*EXERCISE INSTRUCTIONS:* Extract every line of the material below and reproduce it faithfully.

Saved entries
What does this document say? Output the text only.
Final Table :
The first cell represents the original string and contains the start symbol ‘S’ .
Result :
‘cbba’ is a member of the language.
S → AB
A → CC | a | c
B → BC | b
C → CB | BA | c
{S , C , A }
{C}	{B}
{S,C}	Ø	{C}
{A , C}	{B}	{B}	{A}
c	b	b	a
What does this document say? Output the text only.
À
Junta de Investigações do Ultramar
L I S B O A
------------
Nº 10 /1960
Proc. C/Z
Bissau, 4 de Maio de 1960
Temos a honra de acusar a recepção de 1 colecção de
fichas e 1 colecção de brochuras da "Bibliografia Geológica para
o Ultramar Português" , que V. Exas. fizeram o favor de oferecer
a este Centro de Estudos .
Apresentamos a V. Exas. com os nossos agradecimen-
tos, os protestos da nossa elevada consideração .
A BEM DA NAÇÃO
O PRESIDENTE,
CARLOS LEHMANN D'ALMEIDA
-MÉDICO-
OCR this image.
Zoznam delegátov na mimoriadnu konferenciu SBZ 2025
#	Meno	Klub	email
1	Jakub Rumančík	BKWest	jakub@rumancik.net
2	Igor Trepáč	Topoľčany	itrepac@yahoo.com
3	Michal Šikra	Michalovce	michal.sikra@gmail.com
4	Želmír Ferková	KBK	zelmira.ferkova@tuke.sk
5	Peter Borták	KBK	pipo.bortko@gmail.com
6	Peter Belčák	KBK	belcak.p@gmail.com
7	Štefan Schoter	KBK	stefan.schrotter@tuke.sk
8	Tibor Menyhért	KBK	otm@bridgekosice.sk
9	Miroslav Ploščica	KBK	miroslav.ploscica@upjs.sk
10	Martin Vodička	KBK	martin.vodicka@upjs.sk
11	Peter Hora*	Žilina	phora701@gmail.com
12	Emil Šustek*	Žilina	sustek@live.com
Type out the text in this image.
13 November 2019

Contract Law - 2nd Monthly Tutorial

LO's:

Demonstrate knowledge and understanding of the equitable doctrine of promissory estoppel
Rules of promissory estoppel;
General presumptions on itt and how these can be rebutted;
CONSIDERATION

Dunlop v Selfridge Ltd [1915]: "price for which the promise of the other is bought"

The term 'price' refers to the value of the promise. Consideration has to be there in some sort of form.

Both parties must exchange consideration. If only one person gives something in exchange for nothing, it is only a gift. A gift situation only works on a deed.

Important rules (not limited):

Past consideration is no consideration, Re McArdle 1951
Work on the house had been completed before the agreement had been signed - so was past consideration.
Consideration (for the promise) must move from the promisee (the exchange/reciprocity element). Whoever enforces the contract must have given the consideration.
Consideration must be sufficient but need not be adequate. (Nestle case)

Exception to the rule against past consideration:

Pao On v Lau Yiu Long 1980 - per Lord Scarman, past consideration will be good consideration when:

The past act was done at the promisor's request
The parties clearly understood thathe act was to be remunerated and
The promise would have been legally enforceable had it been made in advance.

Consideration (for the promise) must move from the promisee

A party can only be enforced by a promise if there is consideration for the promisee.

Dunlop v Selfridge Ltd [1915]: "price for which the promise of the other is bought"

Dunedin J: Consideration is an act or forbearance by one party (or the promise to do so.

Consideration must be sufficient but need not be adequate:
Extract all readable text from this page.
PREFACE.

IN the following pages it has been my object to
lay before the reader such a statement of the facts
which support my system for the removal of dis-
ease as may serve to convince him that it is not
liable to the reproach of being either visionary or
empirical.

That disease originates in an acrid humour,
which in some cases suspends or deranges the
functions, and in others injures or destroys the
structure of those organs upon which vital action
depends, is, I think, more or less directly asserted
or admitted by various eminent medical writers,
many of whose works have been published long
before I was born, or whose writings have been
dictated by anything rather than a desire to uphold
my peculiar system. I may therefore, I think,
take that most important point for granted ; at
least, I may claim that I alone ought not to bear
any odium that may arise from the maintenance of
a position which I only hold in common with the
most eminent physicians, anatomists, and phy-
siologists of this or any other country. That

*EXERCISE RESULT:*
What does this document say? Output the text only.
Final Table :
The first cell represents the original string and contains the start symbol ‘S’ .
Result :
‘cbba’ is a member of the language.
S → AB
A → CC | a | c
B → BC | b
C → CB | BA | c
{S , C , A }
{C}	{B}
{S,C}	Ø	{C}
{A , C}	{B}	{B}	{A}
c	b	b	a
What does this document say? Output the text only.
À
Junta de Investigações do Ultramar
L I S B O A
------------
Nº 10 /1960
Proc. C/Z
Bissau, 4 de Maio de 1960
Temos a honra de acusar a recepção de 1 colecção de
fichas e 1 colecção de brochuras da "Bibliografia Geológica para
o Ultramar Português" , que V. Exas. fizeram o favor de oferecer
a este Centro de Estudos .
Apresentamos a V. Exas. com os nossos agradecimen-
tos, os protestos da nossa elevada consideração .
A BEM DA NAÇÃO
O PRESIDENTE,
CARLOS LEHMANN D'ALMEIDA
-MÉDICO-
OCR this image.
Zoznam delegátov na mimoriadnu konferenciu SBZ 2025
#	Meno	Klub	email
1	Jakub Rumančík	BKWest	jakub@rumancik.net
2	Igor Trepáč	Topoľčany	itrepac@yahoo.com
3	Michal Šikra	Michalovce	michal.sikra@gmail.com
4	Želmír Ferková	KBK	zelmira.ferkova@tuke.sk
5	Peter Borták	KBK	pipo.bortko@gmail.com
6	Peter Belčák	KBK	belcak.p@gmail.com
7	Štefan Schoter	KBK	stefan.schrotter@tuke.sk
8	Tibor Menyhért	KBK	otm@bridgekosice.sk
9	Miroslav Ploščica	KBK	miroslav.ploscica@upjs.sk
10	Martin Vodička	KBK	martin.vodicka@upjs.sk
11	Peter Hora*	Žilina	phora701@gmail.com
12	Emil Šustek*	Žilina	sustek@live.com
Type out the text in this image.
13 November 2019

Contract Law - 2nd Monthly Tutorial

LO's:

Demonstrate knowledge and understanding of the equitable doctrine of promissory estoppel
Rules of promissory estoppel;
General presumptions on itt and how these can be rebutted;
CONSIDERATION

Dunlop v Selfridge Ltd [1915]: "price for which the promise of the other is bought"

The term 'price' refers to the value of the promise. Consideration has to be there in some sort of form.

Both parties must exchange consideration. If only one person gives something in exchange for nothing, it is only a gift. A gift situation only works on a deed.

Important rules (not limited):

Past consideration is no consideration, Re McArdle 1951
Work on the house had been completed before the agreement had been signed - so was past consideration.
Consideration (for the promise) must move from the promisee (the exchange/reciprocity element). Whoever enforces the contract must have given the consideration.
Consideration must be sufficient but need not be adequate. (Nestle case)

Exception to the rule against past consideration:

Pao On v Lau Yiu Long 1980 - per Lord Scarman, past consideration will be good consideration when:

The past act was done at the promisor's request
The parties clearly understood thathe act was to be remunerated and
The promise would have been legally enforceable had it been made in advance.

Consideration (for the promise) must move from the promisee

A party can only be enforced by a promise if there is consideration for the promisee.

Dunlop v Selfridge Ltd [1915]: "price for which the promise of the other is bought"

Dunedin J: Consideration is an act or forbearance by one party (or the promise to do so.

Consideration must be sufficient but need not be adequate:
Extract all readable text from this page.
PREFACE.

IN the following pages it has been my object to
lay before the reader such a statement of the facts
which support my system for the removal of dis-
ease as may serve to convince him that it is not
liable to the reproach of being either visionary or
empirical.

That disease originates in an acrid humour,
which in some cases suspends or deranges the
functions, and in others injures or destroys the
structure of those organs upon which vital action
depends, is, I think, more or less directly asserted
or admitted by various eminent medical writers,
many of whose works have been published long
before I was born, or whose writings have been
dictated by anything rather than a desire to uphold
my peculiar system. I may therefore, I think,
take that most important point for granted ; at
least, I may claim that I alone ought not to bear
any odium that may arise from the maintenance of
a position which I only hold in common with the
most eminent physicians, anatomists, and phy-
siologists of this or any other country. That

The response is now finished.